Keep every line where the word "value" appears; drop the rest.

============

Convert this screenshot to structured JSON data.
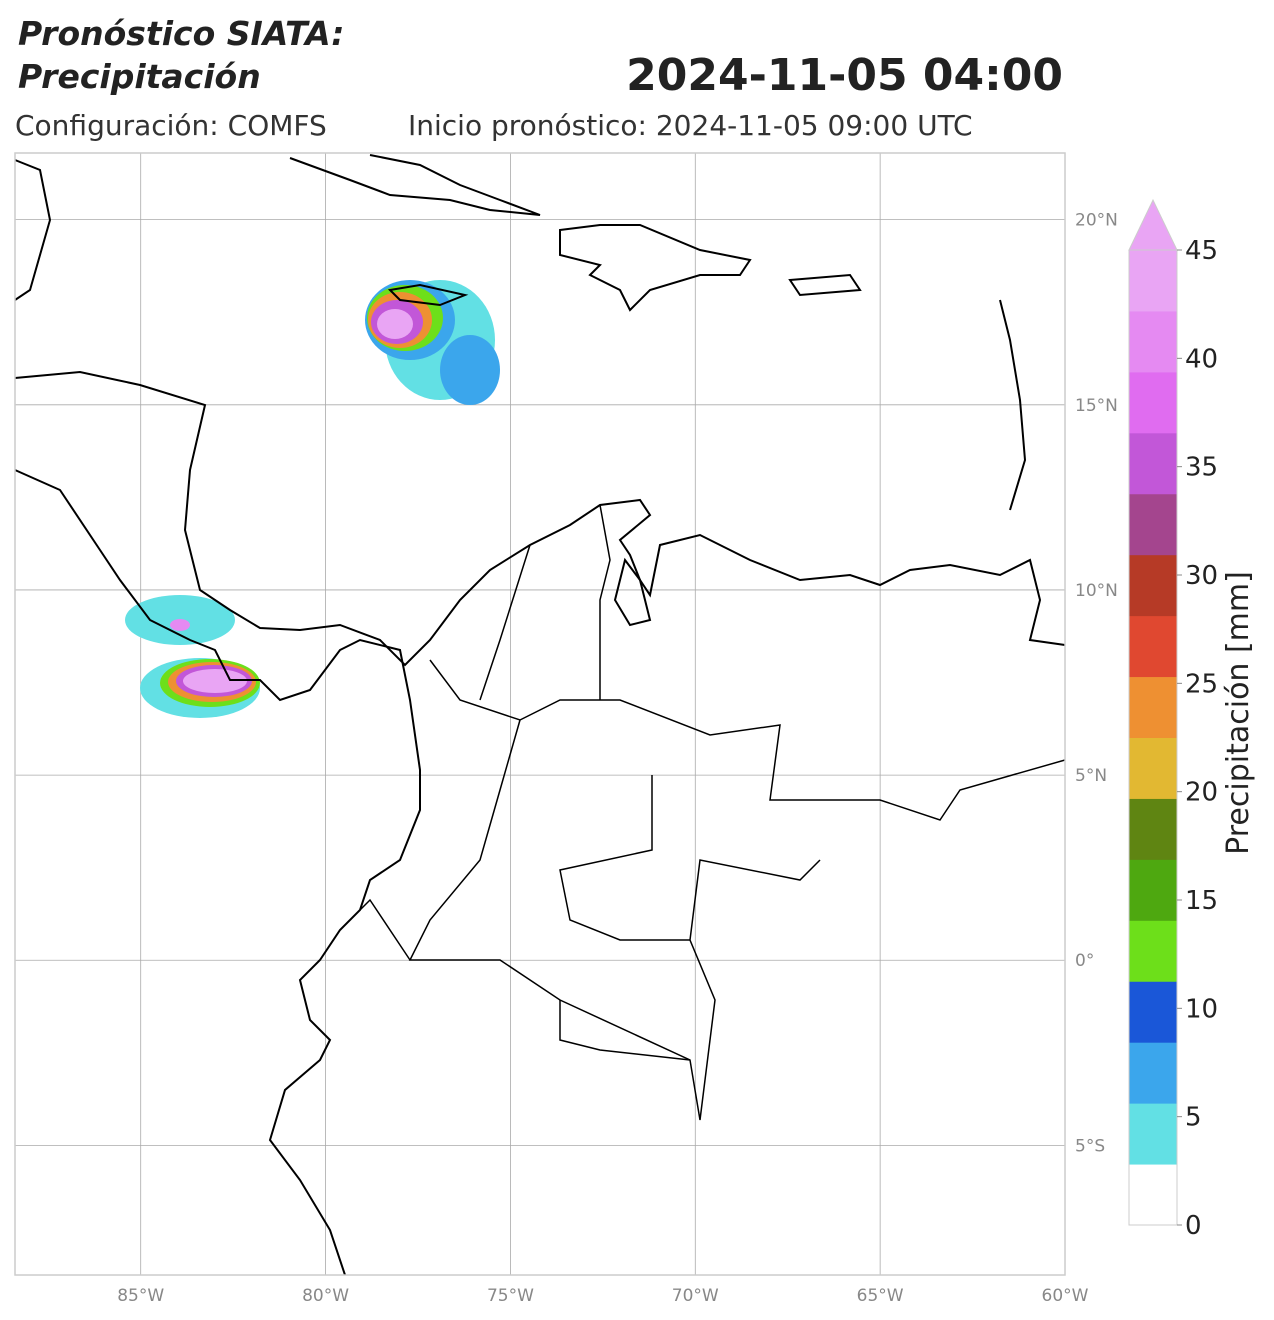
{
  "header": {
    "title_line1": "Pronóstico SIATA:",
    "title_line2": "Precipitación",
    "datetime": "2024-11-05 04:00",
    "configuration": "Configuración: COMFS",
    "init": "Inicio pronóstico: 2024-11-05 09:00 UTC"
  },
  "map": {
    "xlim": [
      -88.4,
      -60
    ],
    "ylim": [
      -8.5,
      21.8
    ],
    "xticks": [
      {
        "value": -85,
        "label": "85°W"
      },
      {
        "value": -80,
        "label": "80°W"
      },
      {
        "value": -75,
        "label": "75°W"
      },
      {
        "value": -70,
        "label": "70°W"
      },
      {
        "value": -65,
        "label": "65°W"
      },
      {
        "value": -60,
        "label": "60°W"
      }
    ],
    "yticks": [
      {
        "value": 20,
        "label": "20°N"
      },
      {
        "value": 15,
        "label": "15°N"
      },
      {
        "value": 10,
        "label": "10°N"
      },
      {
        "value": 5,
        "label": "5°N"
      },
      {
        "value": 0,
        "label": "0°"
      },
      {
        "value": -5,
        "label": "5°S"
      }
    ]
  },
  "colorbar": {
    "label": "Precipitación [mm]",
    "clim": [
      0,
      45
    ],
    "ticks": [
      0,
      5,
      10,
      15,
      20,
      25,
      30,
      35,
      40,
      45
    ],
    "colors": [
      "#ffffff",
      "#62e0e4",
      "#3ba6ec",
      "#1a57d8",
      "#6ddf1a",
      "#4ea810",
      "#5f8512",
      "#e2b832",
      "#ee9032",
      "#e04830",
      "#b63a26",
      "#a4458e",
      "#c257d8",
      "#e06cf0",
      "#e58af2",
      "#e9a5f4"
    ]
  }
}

============

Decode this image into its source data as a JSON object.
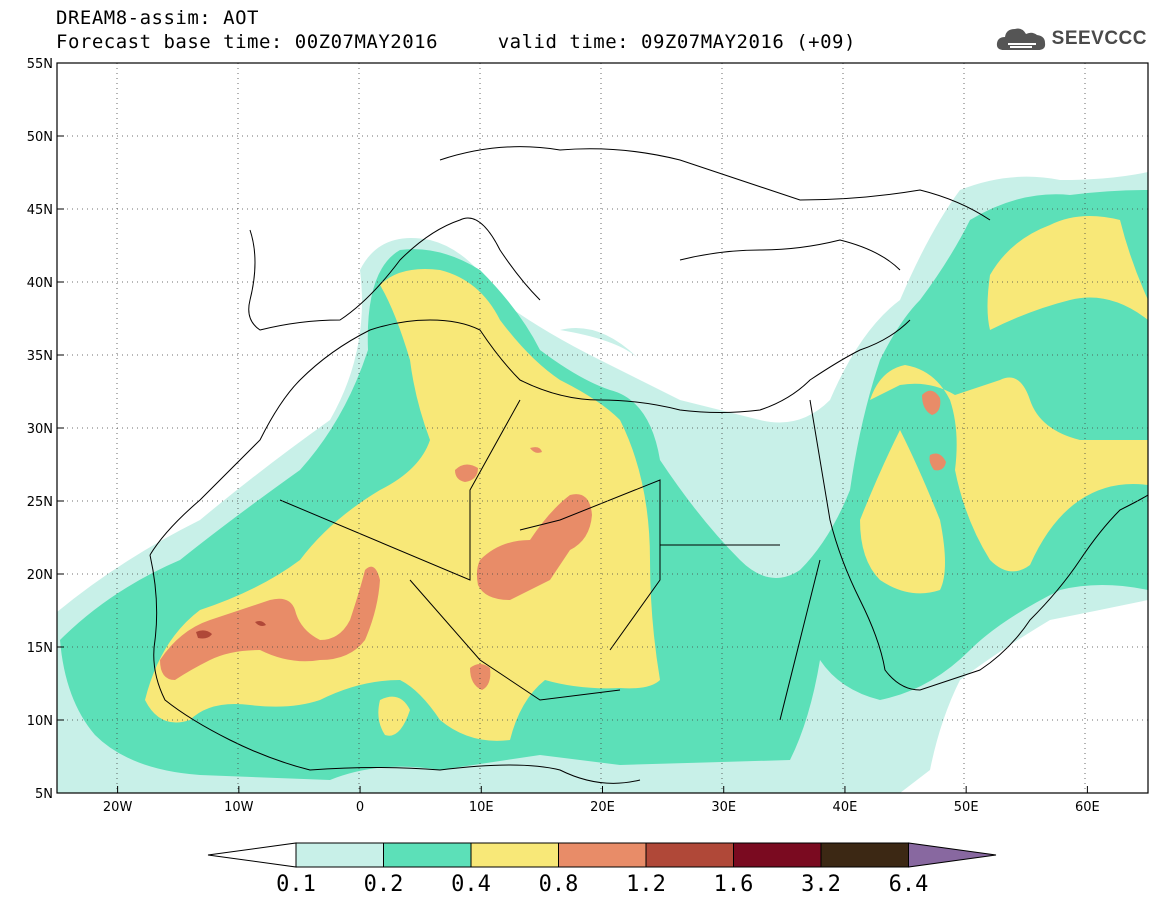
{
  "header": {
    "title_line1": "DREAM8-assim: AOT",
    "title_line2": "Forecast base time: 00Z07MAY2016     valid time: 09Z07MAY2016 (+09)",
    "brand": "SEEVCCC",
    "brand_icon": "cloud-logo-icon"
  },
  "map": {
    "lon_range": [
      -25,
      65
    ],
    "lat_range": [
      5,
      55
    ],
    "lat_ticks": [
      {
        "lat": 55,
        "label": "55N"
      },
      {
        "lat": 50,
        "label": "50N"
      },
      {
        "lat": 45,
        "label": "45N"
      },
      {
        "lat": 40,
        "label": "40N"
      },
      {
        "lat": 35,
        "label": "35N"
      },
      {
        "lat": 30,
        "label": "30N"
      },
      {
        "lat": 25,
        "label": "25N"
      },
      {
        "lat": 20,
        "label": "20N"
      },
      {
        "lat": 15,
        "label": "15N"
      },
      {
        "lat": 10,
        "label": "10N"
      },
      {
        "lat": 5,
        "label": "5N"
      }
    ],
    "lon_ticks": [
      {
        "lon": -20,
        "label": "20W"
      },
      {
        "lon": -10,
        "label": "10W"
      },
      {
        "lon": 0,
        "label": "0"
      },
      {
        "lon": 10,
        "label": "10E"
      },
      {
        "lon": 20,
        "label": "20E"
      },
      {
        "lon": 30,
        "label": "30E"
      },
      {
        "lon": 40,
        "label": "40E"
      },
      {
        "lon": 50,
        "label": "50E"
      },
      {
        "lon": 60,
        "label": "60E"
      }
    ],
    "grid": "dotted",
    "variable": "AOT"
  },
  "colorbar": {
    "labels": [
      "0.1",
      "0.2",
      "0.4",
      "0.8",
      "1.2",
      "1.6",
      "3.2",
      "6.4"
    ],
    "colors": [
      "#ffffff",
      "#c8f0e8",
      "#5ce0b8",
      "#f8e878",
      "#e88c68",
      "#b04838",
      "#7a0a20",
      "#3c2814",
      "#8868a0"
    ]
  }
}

============

## Solution below
        "value": -85,
        "value": -80,
        "value": -75,
        "value": -70,
        "value": -65,
        "value": -60,
        "value": 20,
        "value": 15,
        "value": 10,
        "value": 5,
        "value": 0,
        "value": -5,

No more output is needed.